start Records provided
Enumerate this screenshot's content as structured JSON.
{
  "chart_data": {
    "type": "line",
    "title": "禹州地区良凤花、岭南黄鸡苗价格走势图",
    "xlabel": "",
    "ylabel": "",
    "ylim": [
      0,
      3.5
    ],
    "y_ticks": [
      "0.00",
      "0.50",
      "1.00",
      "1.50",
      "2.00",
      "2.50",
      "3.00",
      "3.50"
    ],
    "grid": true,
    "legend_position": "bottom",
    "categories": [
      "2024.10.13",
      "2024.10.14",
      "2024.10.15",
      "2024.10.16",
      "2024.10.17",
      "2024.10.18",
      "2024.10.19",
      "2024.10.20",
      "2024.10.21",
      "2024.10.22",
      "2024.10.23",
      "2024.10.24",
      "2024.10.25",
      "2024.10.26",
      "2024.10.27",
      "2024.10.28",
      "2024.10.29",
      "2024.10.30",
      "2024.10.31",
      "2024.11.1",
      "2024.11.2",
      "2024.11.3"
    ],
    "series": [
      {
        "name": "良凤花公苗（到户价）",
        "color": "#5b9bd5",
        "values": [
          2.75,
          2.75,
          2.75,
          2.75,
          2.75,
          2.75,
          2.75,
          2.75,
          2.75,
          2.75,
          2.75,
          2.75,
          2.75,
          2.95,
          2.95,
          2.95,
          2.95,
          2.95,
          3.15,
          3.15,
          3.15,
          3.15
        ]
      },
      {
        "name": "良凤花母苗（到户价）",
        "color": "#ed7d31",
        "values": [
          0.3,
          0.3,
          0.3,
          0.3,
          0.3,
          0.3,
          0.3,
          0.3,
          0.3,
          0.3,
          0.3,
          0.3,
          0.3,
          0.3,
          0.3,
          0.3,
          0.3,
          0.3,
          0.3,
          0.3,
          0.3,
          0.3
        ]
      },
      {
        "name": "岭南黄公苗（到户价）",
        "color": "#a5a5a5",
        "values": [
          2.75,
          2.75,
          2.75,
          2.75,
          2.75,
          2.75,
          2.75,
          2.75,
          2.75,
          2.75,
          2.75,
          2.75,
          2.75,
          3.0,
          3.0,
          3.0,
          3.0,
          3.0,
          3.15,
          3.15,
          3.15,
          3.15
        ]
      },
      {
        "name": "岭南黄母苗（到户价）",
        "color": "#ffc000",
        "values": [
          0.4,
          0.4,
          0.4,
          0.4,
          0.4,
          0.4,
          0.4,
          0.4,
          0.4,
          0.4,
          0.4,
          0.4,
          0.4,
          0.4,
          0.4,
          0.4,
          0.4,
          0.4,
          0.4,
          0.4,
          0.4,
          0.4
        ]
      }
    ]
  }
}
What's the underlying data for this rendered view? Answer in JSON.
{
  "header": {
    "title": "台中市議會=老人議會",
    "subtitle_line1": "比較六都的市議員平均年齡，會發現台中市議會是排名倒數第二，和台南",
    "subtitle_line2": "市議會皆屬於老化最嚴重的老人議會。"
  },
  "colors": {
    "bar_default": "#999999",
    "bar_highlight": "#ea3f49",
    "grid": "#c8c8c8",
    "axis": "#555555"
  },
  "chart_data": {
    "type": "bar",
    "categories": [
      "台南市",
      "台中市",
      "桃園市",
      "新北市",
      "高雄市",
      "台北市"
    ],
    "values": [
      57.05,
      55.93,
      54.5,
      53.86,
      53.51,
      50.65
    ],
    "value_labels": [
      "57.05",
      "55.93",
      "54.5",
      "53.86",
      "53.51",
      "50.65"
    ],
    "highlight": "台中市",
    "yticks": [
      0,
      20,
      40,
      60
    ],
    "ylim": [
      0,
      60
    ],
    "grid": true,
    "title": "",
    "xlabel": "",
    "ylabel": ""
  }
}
end Records provided
— Task objective —
Copy out all the entries shown above, character for character.

— Completed exercise —
Enumerate this screenshot's content as structured JSON.
{
  "chart_data": {
    "type": "line",
    "title": "禹州地区良凤花、岭南黄鸡苗价格走势图",
    "xlabel": "",
    "ylabel": "",
    "ylim": [
      0,
      3.5
    ],
    "y_ticks": [
      "0.00",
      "0.50",
      "1.00",
      "1.50",
      "2.00",
      "2.50",
      "3.00",
      "3.50"
    ],
    "grid": true,
    "legend_position": "bottom",
    "categories": [
      "2024.10.13",
      "2024.10.14",
      "2024.10.15",
      "2024.10.16",
      "2024.10.17",
      "2024.10.18",
      "2024.10.19",
      "2024.10.20",
      "2024.10.21",
      "2024.10.22",
      "2024.10.23",
      "2024.10.24",
      "2024.10.25",
      "2024.10.26",
      "2024.10.27",
      "2024.10.28",
      "2024.10.29",
      "2024.10.30",
      "2024.10.31",
      "2024.11.1",
      "2024.11.2",
      "2024.11.3"
    ],
    "series": [
      {
        "name": "良凤花公苗（到户价）",
        "color": "#5b9bd5",
        "values": [
          2.75,
          2.75,
          2.75,
          2.75,
          2.75,
          2.75,
          2.75,
          2.75,
          2.75,
          2.75,
          2.75,
          2.75,
          2.75,
          2.95,
          2.95,
          2.95,
          2.95,
          2.95,
          3.15,
          3.15,
          3.15,
          3.15
        ]
      },
      {
        "name": "良凤花母苗（到户价）",
        "color": "#ed7d31",
        "values": [
          0.3,
          0.3,
          0.3,
          0.3,
          0.3,
          0.3,
          0.3,
          0.3,
          0.3,
          0.3,
          0.3,
          0.3,
          0.3,
          0.3,
          0.3,
          0.3,
          0.3,
          0.3,
          0.3,
          0.3,
          0.3,
          0.3
        ]
      },
      {
        "name": "岭南黄公苗（到户价）",
        "color": "#a5a5a5",
        "values": [
          2.75,
          2.75,
          2.75,
          2.75,
          2.75,
          2.75,
          2.75,
          2.75,
          2.75,
          2.75,
          2.75,
          2.75,
          2.75,
          3.0,
          3.0,
          3.0,
          3.0,
          3.0,
          3.15,
          3.15,
          3.15,
          3.15
        ]
      },
      {
        "name": "岭南黄母苗（到户价）",
        "color": "#ffc000",
        "values": [
          0.4,
          0.4,
          0.4,
          0.4,
          0.4,
          0.4,
          0.4,
          0.4,
          0.4,
          0.4,
          0.4,
          0.4,
          0.4,
          0.4,
          0.4,
          0.4,
          0.4,
          0.4,
          0.4,
          0.4,
          0.4,
          0.4
        ]
      }
    ]
  }
}
What's the underlying data for this rendered view? Answer in JSON.
{
  "header": {
    "title": "台中市議會=老人議會",
    "subtitle_line1": "比較六都的市議員平均年齡，會發現台中市議會是排名倒數第二，和台南",
    "subtitle_line2": "市議會皆屬於老化最嚴重的老人議會。"
  },
  "colors": {
    "bar_default": "#999999",
    "bar_highlight": "#ea3f49",
    "grid": "#c8c8c8",
    "axis": "#555555"
  },
  "chart_data": {
    "type": "bar",
    "categories": [
      "台南市",
      "台中市",
      "桃園市",
      "新北市",
      "高雄市",
      "台北市"
    ],
    "values": [
      57.05,
      55.93,
      54.5,
      53.86,
      53.51,
      50.65
    ],
    "value_labels": [
      "57.05",
      "55.93",
      "54.5",
      "53.86",
      "53.51",
      "50.65"
    ],
    "highlight": "台中市",
    "yticks": [
      0,
      20,
      40,
      60
    ],
    "ylim": [
      0,
      60
    ],
    "grid": true,
    "title": "",
    "xlabel": "",
    "ylabel": ""
  }
}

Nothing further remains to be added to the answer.